§ Jobs
1. In the passage about The City Harmonic, who co-produced the album I Have a Dream (It Feels Like Home)?
2. Carry on the passage about The City Harmonic, starting right after its final line.

But this band vocalist/songwriter and pianist Elias Dummer,bassist Eric Fusilier, guitarist Aaron Powell and drummer Josh Vanderlaan—isn't content to feed the machine or build a fan base so much as to build upon a dream. And not a dream as in a fairy tale. But THE Dream. These four guys grapple with the tension of this world, crafting it into anthems of longing, hope, and love—songs of light for 'seeing through a glass darkly.' The City Harmonic makes music that makes you reconsider what you really believe… about yourself, your world and your God.

Launching Oct 18th, The City Harmonic's Kingsway release, I Have a Dream (It Feels Like Home), is one of the most anticipated full-length imports in decades. Co-produced by the band with Jared Fox, I Have a Dream (It Feels Like Home) is a journey of imagination, cinematic in composition, and, as is signature for the band, a definitive reflection of The City Harmonic's organic, communal aesthetic. Intelligent, deeply spiritual and intrinsically 'real life,' it reveals the poetic art of The City Harmonic, a band bent on living today for the world to come.

"This project for us was like a journey through a lot of intertwining things," Elias Dummer says of the band's full-length debut. "At its heart is the overarching theme of brokenness and redemption, of light and dark, the unveiling of something bigger and better than ourselves."

The title track and first single, which was written even before the songs on the EP, has always been the lynchpin on which the full-length record would hinge. "The dream, like Martin Luther King's, is that there is another way," Elias explains, "that it can be what we say it is, the eventual truth that we will awaken, just as Dorothy in the Wizard of Oz awakened from her dream, to find ourselves home at last."

Like a roadmap with only one route, to sum up the journey of faith and mystery that is I Have a Dream (It Feels Like Home) would seemingly deprive the listener of the essence of the experience. But from the opening notes, a deliberate quest unfolds.

Setting the stage for the project as a whole, with ties to John 17, the piano-pounding "Yours" flies in the face of our consumer-driven society, an anthem of surrender that points toward the tension of living in this world as a Christian, while "Spark" introduces the theme of light, hinting at its transforming power:

Could a spark of Your love light the whole Church on fire?
When we care for our neighbour more than we care for style?

§ Dataset content
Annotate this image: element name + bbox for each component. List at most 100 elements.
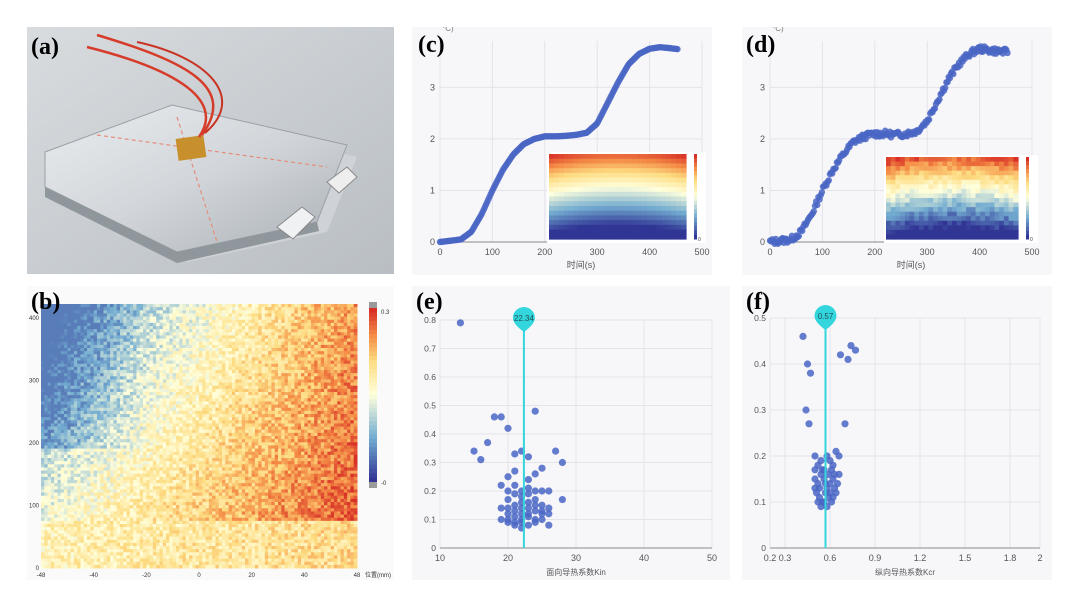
heat-cell: [139, 429, 144, 434]
heat-cell: [113, 439, 118, 443]
heat-cell: [136, 310, 141, 314]
inset-cell: [1008, 188, 1014, 195]
heat-cell: [146, 341, 151, 346]
heat-cell: [64, 423, 68, 428]
heat-cell: [169, 366, 174, 371]
inset-cell: [900, 211, 906, 217]
heat-cell: [70, 442, 75, 446]
heat-cell: [175, 385, 180, 390]
heat-cell: [129, 495, 134, 500]
heat-cell: [103, 417, 108, 421]
heat-cell: [83, 310, 88, 314]
heat-cell: [54, 445, 58, 450]
heat-cell: [44, 329, 49, 333]
heat-cell: [149, 410, 154, 415]
heat-cell: [87, 498, 91, 503]
heat-cell: [106, 480, 111, 484]
heat-cell: [41, 385, 45, 390]
heat-cell: [106, 542, 111, 547]
heat-cell: [87, 395, 91, 399]
heat-cell: [133, 426, 137, 431]
heat-cell: [156, 530, 160, 534]
inset-cell: [612, 234, 619, 240]
inset-cell: [928, 179, 934, 185]
heat-cell: [120, 555, 124, 560]
heat-cell: [90, 332, 95, 336]
heat-cell: [136, 558, 141, 563]
heat-cell: [146, 439, 151, 443]
heat-cell: [149, 304, 154, 308]
heat-cell: [93, 398, 98, 402]
heat-cell: [129, 429, 134, 434]
heat-cell: [136, 319, 141, 324]
heat-cell: [110, 373, 114, 377]
heat-cell: [113, 329, 118, 333]
heat-cell: [83, 401, 88, 406]
heat-cell: [44, 467, 49, 472]
heat-cell: [80, 445, 85, 450]
heat-cell: [54, 436, 58, 440]
inset-cell: [952, 184, 958, 190]
inset-cell: [622, 187, 628, 193]
heat-cell: [156, 351, 160, 355]
heat-cell: [77, 335, 81, 340]
heat-cell: [73, 546, 78, 550]
heat-cell: [113, 338, 118, 343]
heat-cell: [77, 483, 81, 487]
heat-cell: [172, 473, 177, 478]
heat-cell: [126, 335, 131, 340]
heat-cell: [77, 542, 81, 547]
heat-cell: [146, 467, 151, 472]
heat-cell: [123, 489, 128, 494]
heat-cell: [73, 329, 78, 333]
heat-cell: [149, 338, 154, 343]
inset-cell: [578, 168, 584, 174]
inset-cell: [681, 196, 687, 202]
heat-cell: [87, 370, 91, 374]
heat-cell: [152, 536, 157, 541]
inset-cell: [886, 157, 892, 163]
heat-cell: [70, 423, 75, 428]
heat-cell: [169, 486, 174, 490]
inset-cell: [966, 179, 972, 185]
heat-cell: [162, 549, 167, 553]
inset-cell: [890, 193, 897, 199]
heat-cell: [57, 467, 62, 472]
heat-cell: [133, 351, 137, 355]
inset-cell: [952, 211, 958, 217]
inset-cell: [900, 179, 906, 185]
heat-cell: [136, 549, 141, 553]
inset-cell: [568, 205, 575, 212]
heat-cell: [50, 423, 55, 428]
heat-cell: [93, 307, 98, 311]
inset-cell: [622, 224, 628, 231]
inset-cell: [656, 182, 663, 188]
heat-cell: [64, 388, 68, 393]
inset-colorbar: [694, 192, 697, 197]
heat-cell: [96, 382, 101, 387]
heat-cell: [44, 439, 49, 443]
heat-cell: [172, 555, 177, 560]
heat-cell: [64, 561, 68, 566]
heat-cell: [136, 461, 141, 465]
inset-cell: [966, 220, 972, 226]
heat-cell: [159, 319, 164, 324]
heat-cell: [80, 492, 85, 497]
heat-cell: [159, 495, 164, 500]
heat-cell: [60, 357, 65, 362]
inset-cell: [909, 198, 915, 204]
inset-cell: [597, 168, 604, 174]
heat-cell: [80, 370, 85, 374]
inset-cell: [947, 198, 953, 204]
heat-cell: [166, 442, 170, 446]
heat-cell: [139, 348, 144, 352]
heat-cell: [54, 426, 58, 431]
heat-cell: [77, 432, 81, 437]
heat-cell: [106, 304, 111, 308]
heat-cell: [100, 439, 105, 443]
heat-cell: [162, 304, 167, 308]
inset-cell: [890, 188, 897, 195]
inset-colorbar: [694, 196, 697, 202]
inset-cell: [568, 201, 575, 207]
inset-cell: [637, 172, 643, 179]
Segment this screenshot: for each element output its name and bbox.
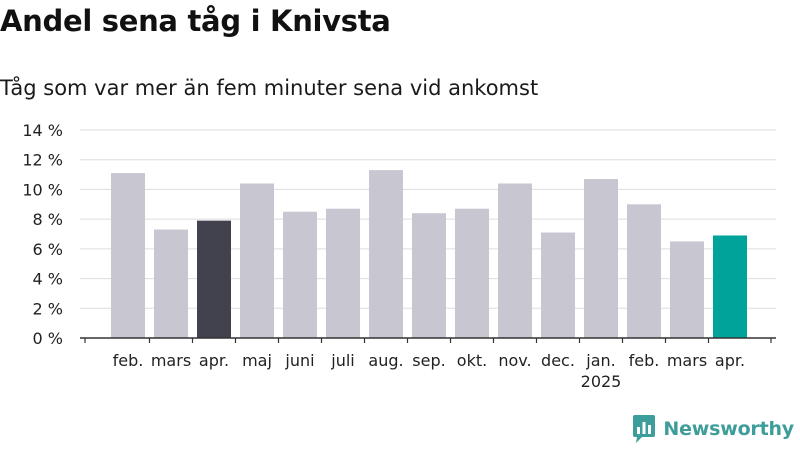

§ Exercise results
1. The band co-produced it with Jared Fox.

2.
"Being a Christian now is more difficult than it was 200 years ago," Elias says of the thematic trail. "We face tragedy at every turn because of the way our media and culture operates. The stories of this world have let us down. Politics have let us down. We try to cope with it by becoming apathetic or by hiding in the Christian bubble—some altered version of the American dream where living for Christ leads to personal comfort— even misguided Christian stories can let us down and this is the tension of the world we live in. Christianity isn't a tool to escape suffering, it's a lens by which we understand it and the means by which we live through it. Our culture is built on the notion that our spirituality can be compartmentalized but, simply put, the Christian story isn't. We can go from mountaintop to valley in the span of a day, and in the midst of that valley Christ calls us to love our neighbors, our enemies, just as if we were with them on the mountaintop. Apathy may be a natural result of today's broken world, but the Christian story is that Christ is redeeming his creation and we have a role to play as the body of Christ."

Inspired by the story of Transfiguration in Matthew 17 and by Martin Luther King's iconic speech, "Mountaintop" asserts the notion that as ambassadors here, citizens of a Kingdom to come, we are meant to live and love among the ruins. "Jesus talks about countercultural ways of living among the least of these," Elias continues. "It's not glamorous. It's hard work. If we boil it all down to what exists in church, ultimately, we make being a churchgoer a poor substitute for being Jesus in our communities or even engaging our communities at all."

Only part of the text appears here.